Written instruction: Pictures stay out of the copy; restate everything else in the material exactly.

Stored records:
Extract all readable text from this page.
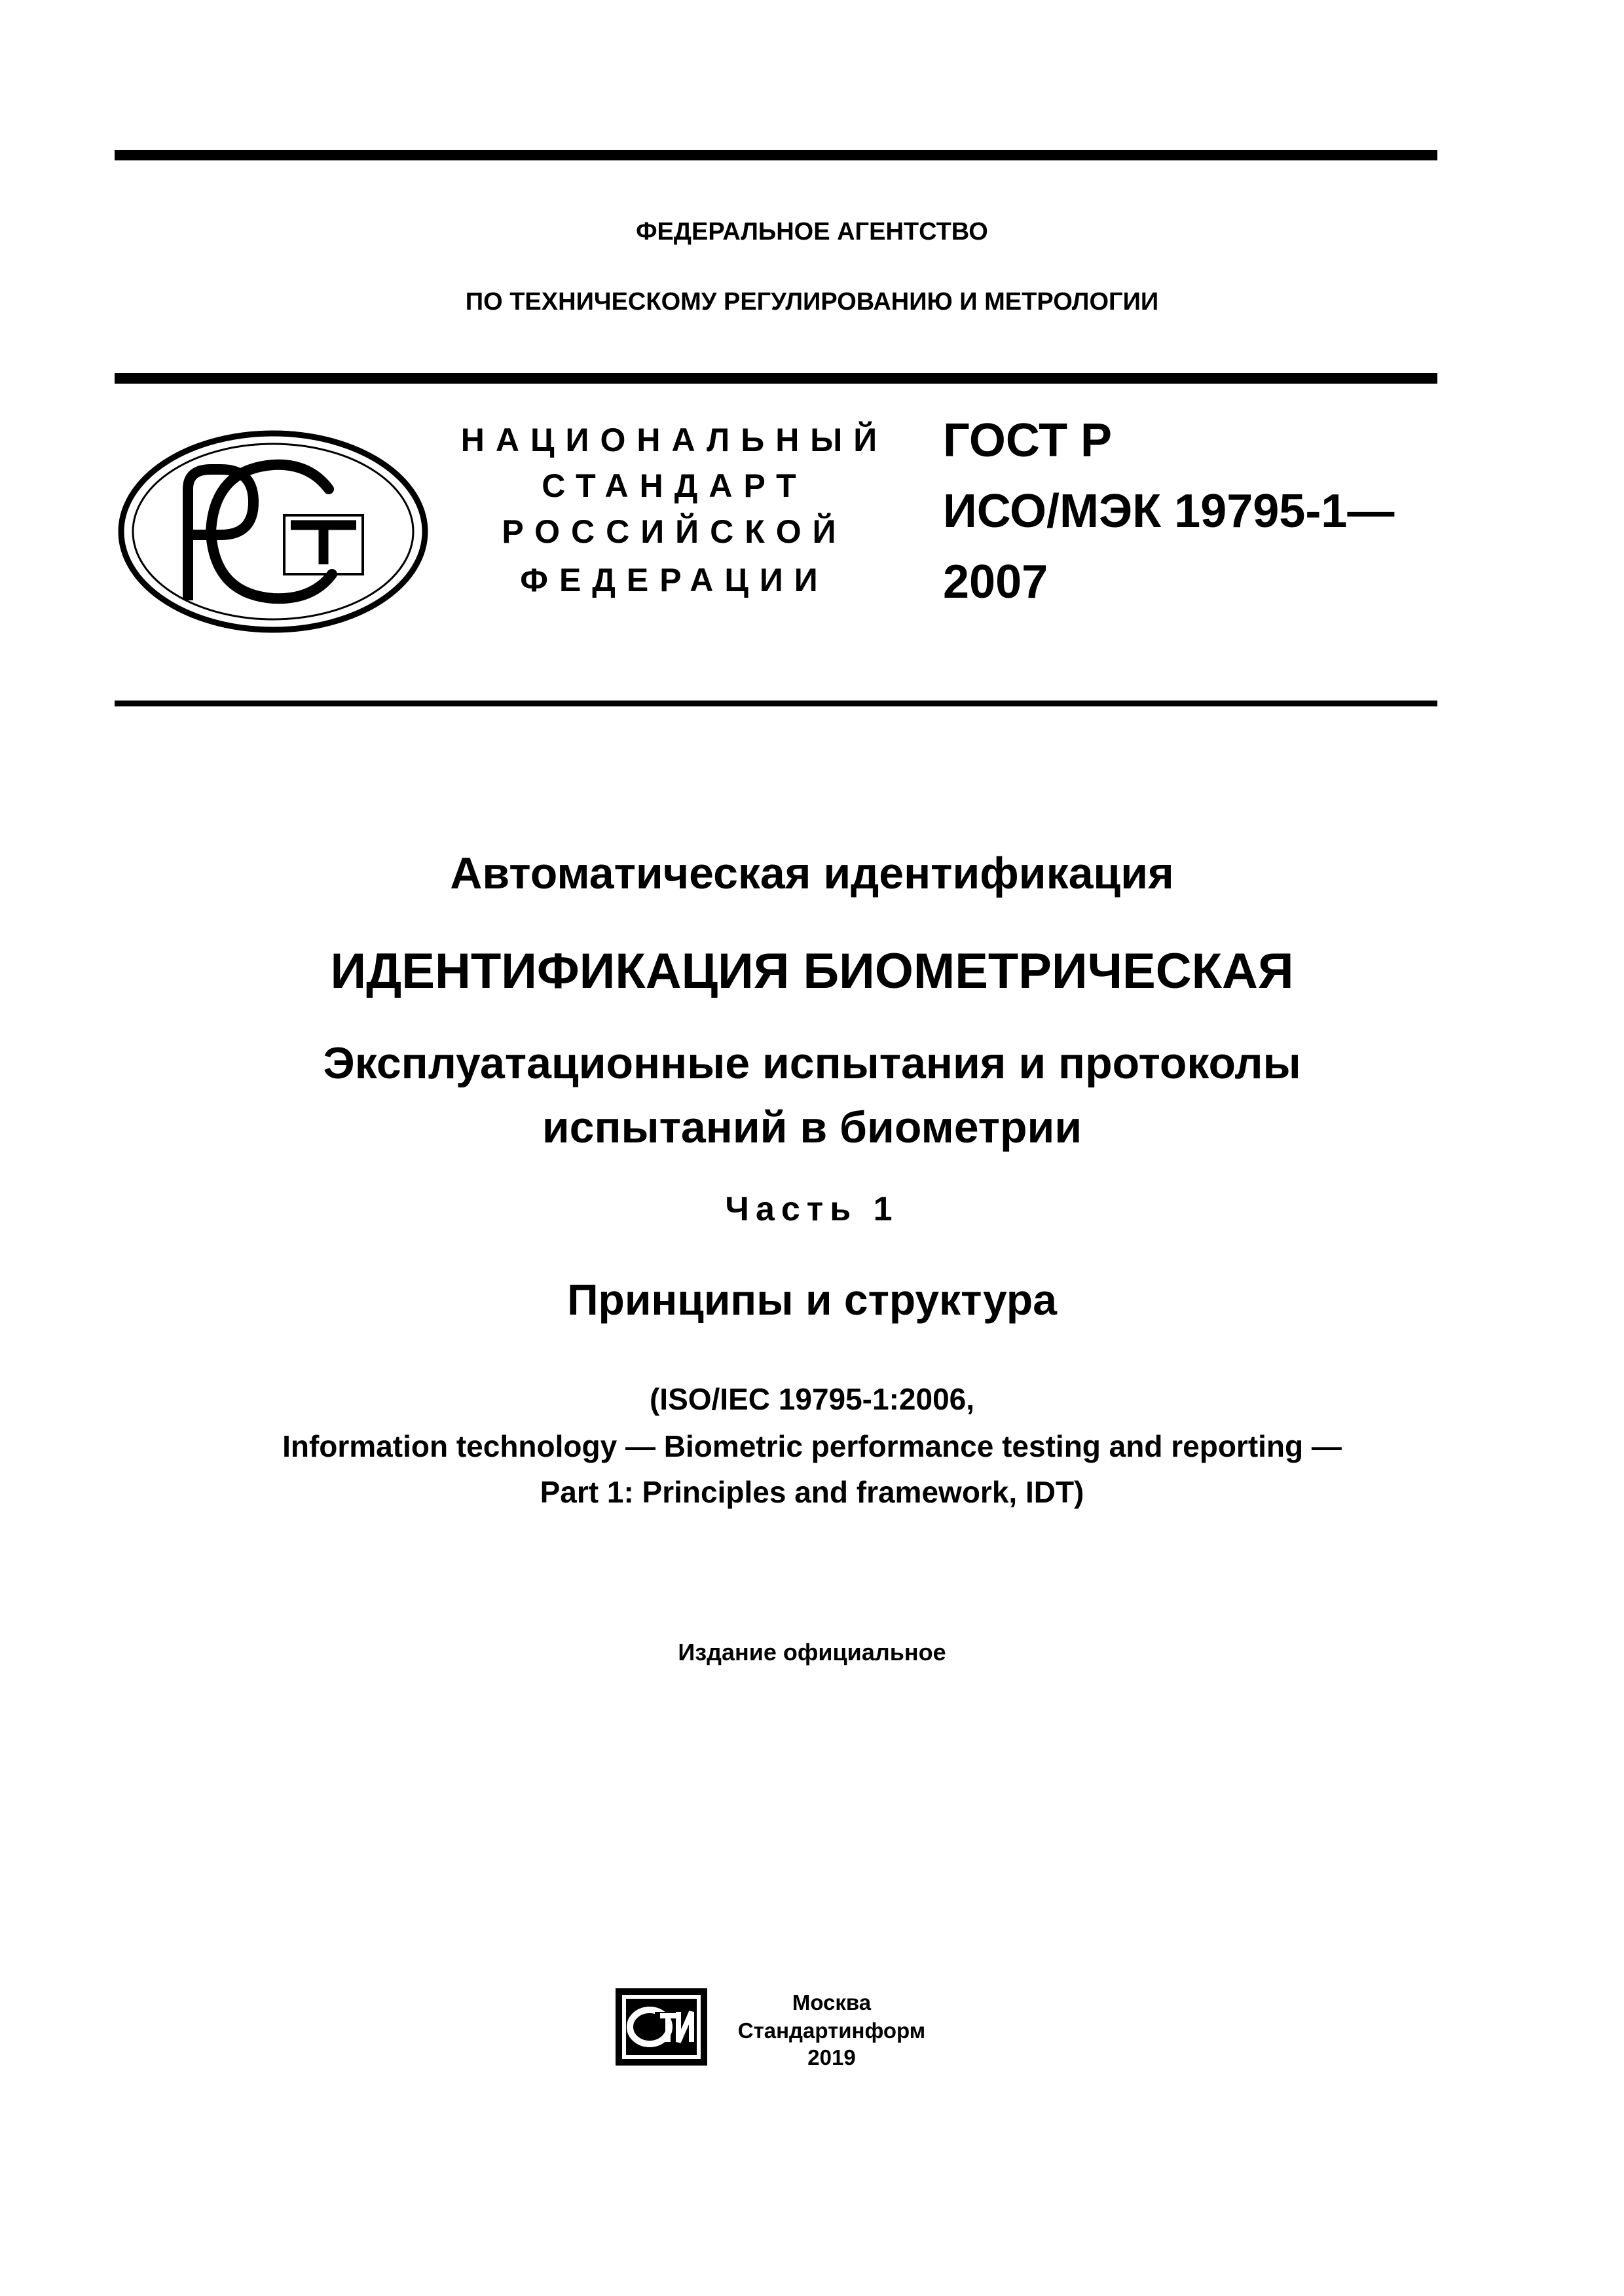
ФЕДЕРАЛЬНОЕ АГЕНТСТВО
ПО ТЕХНИЧЕСКОМУ РЕГУЛИРОВАНИЮ И МЕТРОЛОГИИ
НАЦИОНАЛЬНЫЙ
СТАНДАРТ
РОССИЙСКОЙ
ФЕДЕРАЦИИ
ГОСТ Р
ИСО/МЭК 19795-1—
2007
Автоматическая идентификация
ИДЕНТИФИКАЦИЯ БИОМЕТРИЧЕСКАЯ
Эксплуатационные испытания и протоколы
испытаний в биометрии
Часть 1
Принципы и структура
(ISO/IEC 19795-1:2006,
Information technology — Biometric performance testing and reporting —
Part 1: Principles and framework, IDT)
Издание официальное
Москва
Стандартинформ
2019
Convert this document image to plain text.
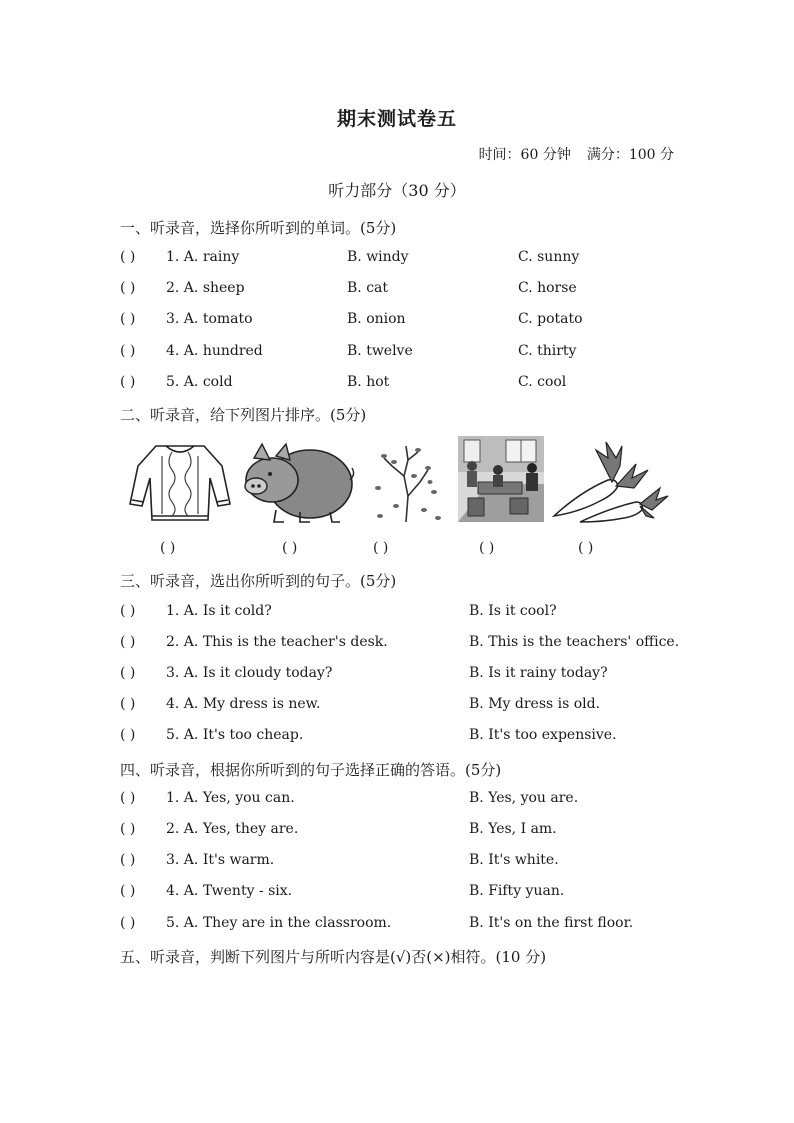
期末测试卷五
时间：60 分钟 满分：100 分
听力部分（30 分）
一、听录音，选择你所听到的单词。(5分)
( ) 1. A. rainy	B. windy	C. sunny
( ) 2. A. sheep	B. cat	C. horse
( ) 3. A. tomato	B. onion	C. potato
( ) 4. A. hundred	B. twelve	C. thirty
( ) 5. A. cold	B. hot	C. cool
二、听录音，给下列图片排序。(5分)
( )	( )	( )	( )	( )
三、听录音，选出你所听到的句子。(5分)
( ) 1. A. Is it cold?	B. Is it cool?
( ) 2. A. This is the teacher's desk.	B. This is the teachers' office.
( ) 3. A. Is it cloudy today?	B. Is it rainy today?
( ) 4. A. My dress is new.	B. My dress is old.
( ) 5. A. It's too cheap.	B. It's too expensive.
四、听录音，根据你所听到的句子选择正确的答语。(5分)
( ) 1. A. Yes, you can.	B. Yes, you are.
( ) 2. A. Yes, they are.	B. Yes, I am.
( ) 3. A. It's warm.	B. It's white.
( ) 4. A. Twenty - six.	B. Fifty yuan.
( ) 5. A. They are in the classroom.	B. It's on the first floor.
五、听录音，判断下列图片与所听内容是(√)否(×)相符。(10 分)
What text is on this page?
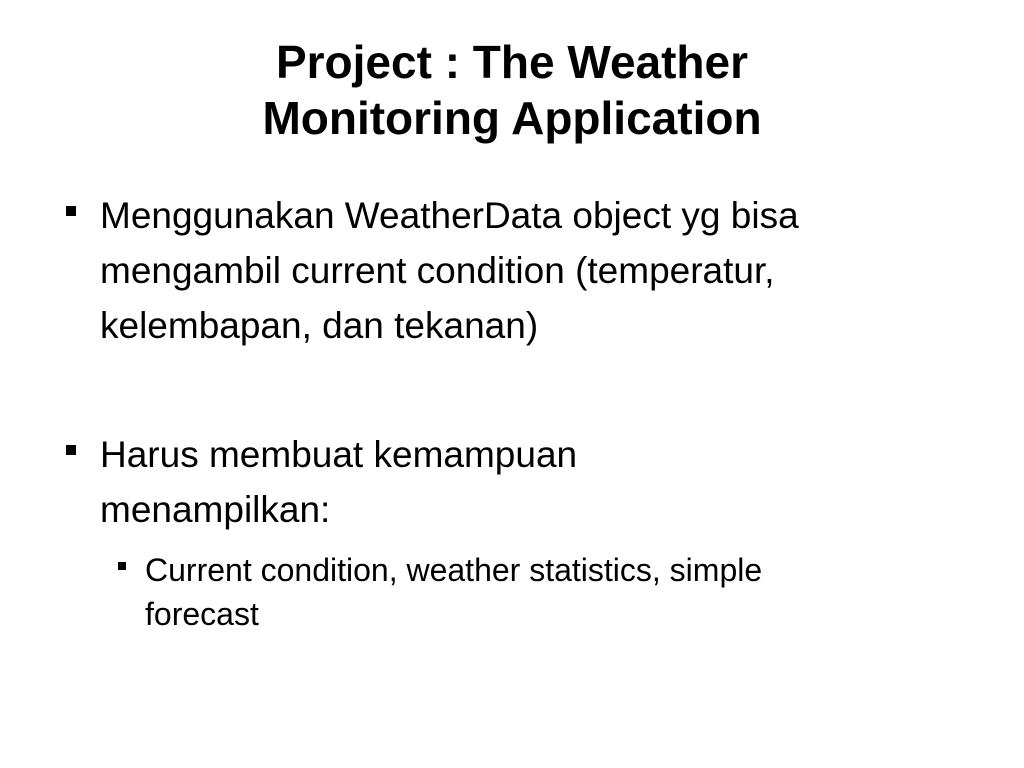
Project : The Weather
Monitoring Application
Menggunakan WeatherData object yg bisa
mengambil current condition (temperatur,
kelembapan, dan tekanan)
Harus membuat kemampuan
menampilkan:
Current condition, weather statistics, simple
forecast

Solution to this task:
Extract all readable text from this page.
ФЕДЕРАЛЬНОЕ АГЕНТСТВО
ПО ТЕХНИЧЕСКОМУ РЕГУЛИРОВАНИЮ И МЕТРОЛОГИИ
НАЦИОНАЛЬНЫЙ
СТАНДАРТ
РОССИЙСКОЙ
ФЕДЕРАЦИИ
ГОСТ Р
ИСО/МЭК 19795-1—
2007
Автоматическая идентификация
ИДЕНТИФИКАЦИЯ БИОМЕТРИЧЕСКАЯ
Эксплуатационные испытания и протоколы
испытаний в биометрии
Часть 1
Принципы и структура
(ISO/IEC 19795-1:2006,
Information technology — Biometric performance testing and reporting —
Part 1: Principles and framework, IDT)
Издание официальное
Москва
Стандартинформ
2019
Convert this document image to plain text.
期末测试卷五
时间：60 分钟 满分：100 分
听力部分（30 分）
一、听录音，选择你所听到的单词。(5分)
( ) 1. A. rainy	B. windy	C. sunny
( ) 2. A. sheep	B. cat	C. horse
( ) 3. A. tomato	B. onion	C. potato
( ) 4. A. hundred	B. twelve	C. thirty
( ) 5. A. cold	B. hot	C. cool
二、听录音，给下列图片排序。(5分)
( )	( )	( )	( )	( )
三、听录音，选出你所听到的句子。(5分)
( ) 1. A. Is it cold?	B. Is it cool?
( ) 2. A. This is the teacher's desk.	B. This is the teachers' office.
( ) 3. A. Is it cloudy today?	B. Is it rainy today?
( ) 4. A. My dress is new.	B. My dress is old.
( ) 5. A. It's too cheap.	B. It's too expensive.
四、听录音，根据你所听到的句子选择正确的答语。(5分)
( ) 1. A. Yes, you can.	B. Yes, you are.
( ) 2. A. Yes, they are.	B. Yes, I am.
( ) 3. A. It's warm.	B. It's white.
( ) 4. A. Twenty - six.	B. Fifty yuan.
( ) 5. A. They are in the classroom.	B. It's on the first floor.
五、听录音，判断下列图片与所听内容是(√)否(×)相符。(10 分)
What text is on this page?
Project : The Weather
Monitoring Application
Menggunakan WeatherData object yg bisa
mengambil current condition (temperatur,
kelembapan, dan tekanan)
Harus membuat kemampuan
menampilkan:
Current condition, weather statistics, simple
forecast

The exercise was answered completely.